#### Exercise instructions
Look through the data for the string "start". Copy every line where it is found.

#### The input
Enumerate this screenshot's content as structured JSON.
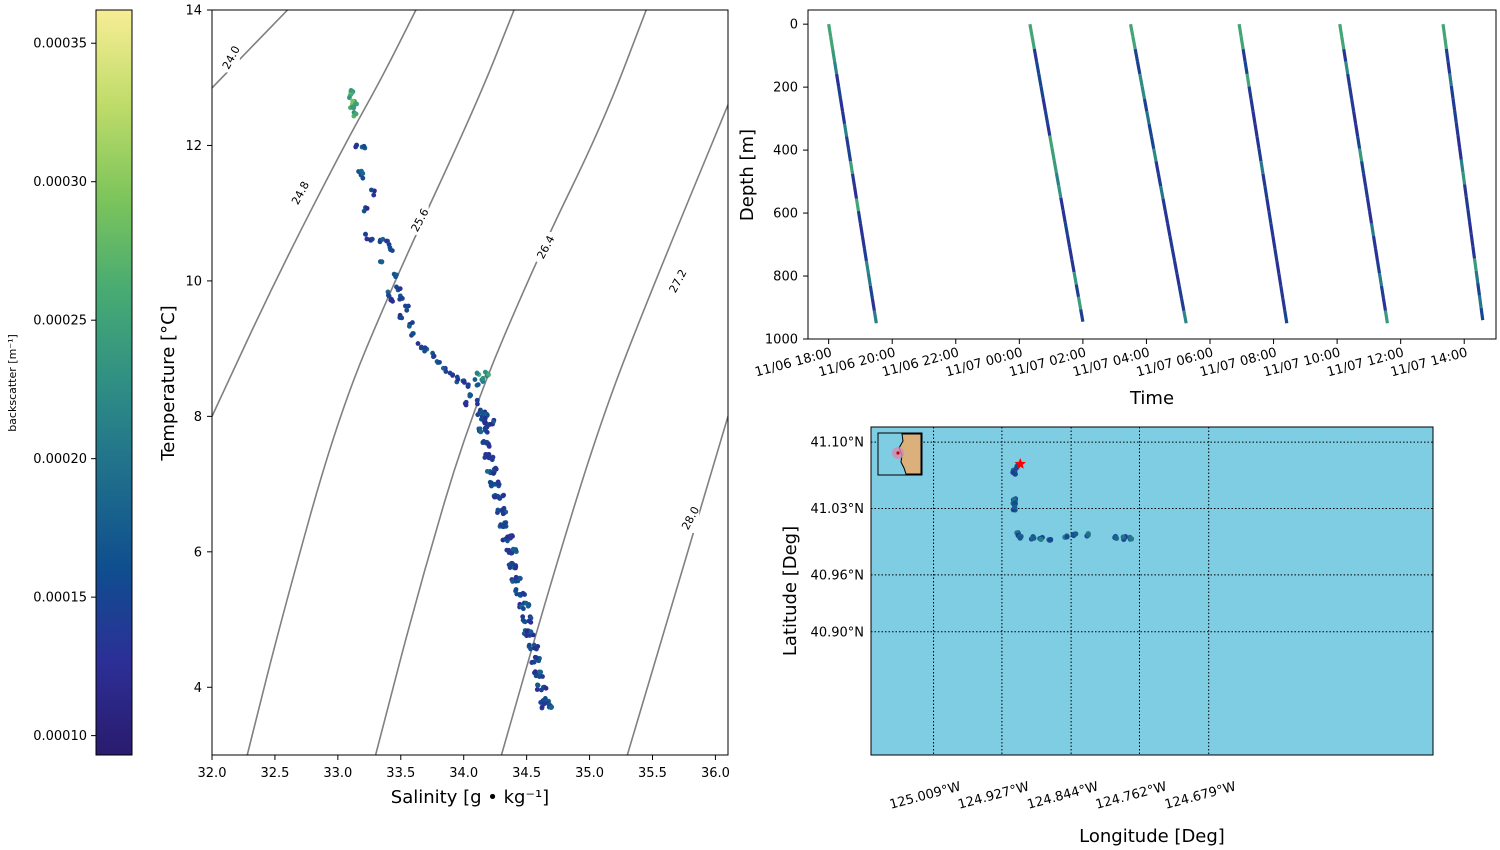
{
  "colors": {
    "viridis_stops": [
      "#2a1b6e",
      "#2c2f96",
      "#0f4e8f",
      "#1f6e8c",
      "#2f8f84",
      "#48ab72",
      "#7ec55b",
      "#c0dc6a",
      "#f7ed95"
    ],
    "contour_line": "#808080",
    "ocean": "#7ecde3",
    "land": "#dcb07a",
    "marker_star": "#ff0000"
  },
  "colorbar": {
    "label": "backscatter [m⁻¹]",
    "range": [
      9.3e-05,
      0.000362
    ],
    "ticks": [
      "0.00010",
      "0.00015",
      "0.00020",
      "0.00025",
      "0.00030",
      "0.00035"
    ],
    "tick_values": [
      0.0001,
      0.00015,
      0.0002,
      0.00025,
      0.0003,
      0.00035
    ]
  },
  "chart_data": [
    {
      "type": "scatter",
      "id": "ts",
      "xlabel": "Salinity [g • kg⁻¹]",
      "ylabel": "Temperature [°C]",
      "xlim": [
        32.0,
        36.1
      ],
      "ylim": [
        3.0,
        14.0
      ],
      "xticks": [
        "32.0",
        "32.5",
        "33.0",
        "33.5",
        "34.0",
        "34.5",
        "35.0",
        "35.5",
        "36.0"
      ],
      "xtick_values": [
        32.0,
        32.5,
        33.0,
        33.5,
        34.0,
        34.5,
        35.0,
        35.5,
        36.0
      ],
      "yticks": [
        "4",
        "6",
        "8",
        "10",
        "12",
        "14"
      ],
      "ytick_values": [
        4,
        6,
        8,
        10,
        12,
        14
      ],
      "isopycnals": [
        {
          "label": "24.0",
          "points": [
            [
              32.0,
              12.85
            ],
            [
              32.6,
              14.0
            ]
          ],
          "label_at": [
            32.15,
            13.3
          ]
        },
        {
          "label": "24.8",
          "points": [
            [
              32.0,
              8.0
            ],
            [
              32.5,
              10.0
            ],
            [
              33.05,
              12.0
            ],
            [
              33.35,
              13.0
            ],
            [
              33.62,
              14.0
            ]
          ],
          "label_at": [
            32.7,
            11.3
          ]
        },
        {
          "label": "25.6",
          "points": [
            [
              32.28,
              3.0
            ],
            [
              32.55,
              5.0
            ],
            [
              33.0,
              8.0
            ],
            [
              33.45,
              10.0
            ],
            [
              34.1,
              12.6
            ],
            [
              34.4,
              14.0
            ]
          ],
          "label_at": [
            33.65,
            10.9
          ]
        },
        {
          "label": "26.4",
          "points": [
            [
              33.3,
              3.0
            ],
            [
              33.65,
              5.5
            ],
            [
              34.05,
              8.0
            ],
            [
              34.6,
              10.4
            ],
            [
              35.1,
              12.3
            ],
            [
              35.45,
              14.0
            ]
          ],
          "label_at": [
            34.65,
            10.5
          ]
        },
        {
          "label": "27.2",
          "points": [
            [
              34.3,
              3.0
            ],
            [
              34.7,
              5.6
            ],
            [
              35.1,
              8.0
            ],
            [
              35.5,
              9.9
            ],
            [
              36.1,
              12.6
            ]
          ],
          "label_at": [
            35.7,
            10.0
          ]
        },
        {
          "label": "28.0",
          "points": [
            [
              35.3,
              3.0
            ],
            [
              35.7,
              5.5
            ],
            [
              36.1,
              8.0
            ]
          ],
          "label_at": [
            35.8,
            6.5
          ]
        }
      ],
      "series": [
        {
          "points": [
            [
              33.12,
              12.8
            ],
            [
              33.1,
              12.72
            ],
            [
              33.13,
              12.65
            ],
            [
              33.11,
              12.55
            ],
            [
              33.14,
              12.6
            ],
            [
              33.1,
              12.78
            ],
            [
              33.13,
              12.45
            ],
            [
              33.15,
              12.0
            ],
            [
              33.2,
              12.0
            ],
            [
              33.18,
              11.6
            ],
            [
              33.2,
              11.55
            ],
            [
              33.22,
              11.05
            ],
            [
              33.28,
              11.3
            ],
            [
              33.22,
              10.65
            ],
            [
              33.27,
              10.58
            ],
            [
              33.35,
              10.6
            ],
            [
              33.4,
              10.55
            ],
            [
              33.42,
              10.45
            ],
            [
              33.35,
              10.32
            ],
            [
              33.45,
              10.1
            ],
            [
              33.4,
              9.8
            ],
            [
              33.48,
              9.9
            ],
            [
              33.42,
              9.7
            ],
            [
              33.5,
              9.75
            ],
            [
              33.55,
              9.6
            ],
            [
              33.5,
              9.45
            ],
            [
              33.58,
              9.35
            ],
            [
              33.6,
              9.2
            ],
            [
              33.65,
              9.05
            ],
            [
              33.7,
              9.0
            ],
            [
              33.75,
              8.9
            ],
            [
              33.8,
              8.8
            ],
            [
              33.85,
              8.7
            ],
            [
              33.9,
              8.6
            ],
            [
              33.95,
              8.55
            ],
            [
              34.0,
              8.5
            ],
            [
              34.05,
              8.45
            ],
            [
              34.1,
              8.5
            ],
            [
              34.15,
              8.55
            ],
            [
              34.18,
              8.62
            ],
            [
              34.12,
              8.62
            ],
            [
              34.2,
              8.6
            ],
            [
              34.05,
              8.3
            ],
            [
              34.02,
              8.2
            ],
            [
              34.1,
              8.2
            ],
            [
              34.15,
              8.05
            ],
            [
              34.18,
              8.0
            ],
            [
              34.2,
              7.9
            ],
            [
              34.15,
              7.8
            ],
            [
              34.18,
              7.6
            ],
            [
              34.2,
              7.4
            ],
            [
              34.22,
              7.2
            ],
            [
              34.25,
              7.0
            ],
            [
              34.28,
              6.8
            ],
            [
              34.3,
              6.6
            ],
            [
              34.32,
              6.4
            ],
            [
              34.35,
              6.2
            ],
            [
              34.38,
              6.0
            ],
            [
              34.4,
              5.8
            ],
            [
              34.42,
              5.6
            ],
            [
              34.45,
              5.4
            ],
            [
              34.48,
              5.2
            ],
            [
              34.5,
              5.0
            ],
            [
              34.52,
              4.8
            ],
            [
              34.55,
              4.6
            ],
            [
              34.57,
              4.4
            ],
            [
              34.6,
              4.2
            ],
            [
              34.62,
              4.0
            ],
            [
              34.65,
              3.8
            ],
            [
              34.66,
              3.72
            ]
          ]
        }
      ]
    },
    {
      "type": "scatter",
      "id": "depth",
      "xlabel": "Time",
      "ylabel": "Depth [m]",
      "ylim": [
        1000,
        -45
      ],
      "xticks": [
        "11/06 18:00",
        "11/06 20:00",
        "11/06 22:00",
        "11/07 00:00",
        "11/07 02:00",
        "11/07 04:00",
        "11/07 06:00",
        "11/07 08:00",
        "11/07 10:00",
        "11/07 12:00",
        "11/07 14:00"
      ],
      "yticks": [
        "0",
        "200",
        "400",
        "600",
        "800",
        "1000"
      ],
      "ytick_values": [
        0,
        200,
        400,
        600,
        800,
        1000
      ],
      "profiles": [
        {
          "start": "11/06 18:00",
          "end": "11/06 19:30",
          "max_depth": 950
        },
        {
          "start": "11/07 00:20",
          "end": "11/07 02:00",
          "max_depth": 945
        },
        {
          "start": "11/07 03:30",
          "end": "11/07 05:15",
          "max_depth": 950
        },
        {
          "start": "11/07 06:55",
          "end": "11/07 08:25",
          "max_depth": 950
        },
        {
          "start": "11/07 10:05",
          "end": "11/07 11:35",
          "max_depth": 950
        },
        {
          "start": "11/07 13:20",
          "end": "11/07 14:35",
          "max_depth": 940
        }
      ]
    },
    {
      "type": "scatter",
      "id": "map",
      "xlabel": "Longitude [Deg]",
      "ylabel": "Latitude [Deg]",
      "xticks": [
        "125.009°W",
        "124.927°W",
        "124.844°W",
        "124.762°W",
        "124.679°W"
      ],
      "xtick_values": [
        -125.009,
        -124.927,
        -124.844,
        -124.762,
        -124.679
      ],
      "yticks": [
        "41.10°N",
        "41.03°N",
        "40.96°N",
        "40.90°N"
      ],
      "ytick_values": [
        41.1,
        41.03,
        40.96,
        40.9
      ],
      "xlim": [
        -125.084,
        -124.41
      ],
      "ylim": [
        40.77,
        41.116
      ],
      "track": [
        [
          -124.91,
          41.074
        ],
        [
          -124.913,
          41.069
        ],
        [
          -124.912,
          41.067
        ],
        [
          -124.912,
          41.04
        ],
        [
          -124.912,
          41.035
        ],
        [
          -124.912,
          41.03
        ],
        [
          -124.908,
          41.003
        ],
        [
          -124.905,
          41.0
        ],
        [
          -124.89,
          40.999
        ],
        [
          -124.88,
          40.998
        ],
        [
          -124.87,
          40.998
        ],
        [
          -124.85,
          41.001
        ],
        [
          -124.84,
          41.002
        ],
        [
          -124.825,
          41.002
        ],
        [
          -124.79,
          41.0
        ],
        [
          -124.78,
          40.999
        ],
        [
          -124.772,
          40.999
        ]
      ],
      "release_star": [
        -124.905,
        41.077
      ]
    }
  ]
}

#### Result of the task
          "start": "11/06 18:00",
          "start": "11/07 00:20",
          "start": "11/07 03:30",
          "start": "11/07 06:55",
          "start": "11/07 10:05",
          "start": "11/07 13:20",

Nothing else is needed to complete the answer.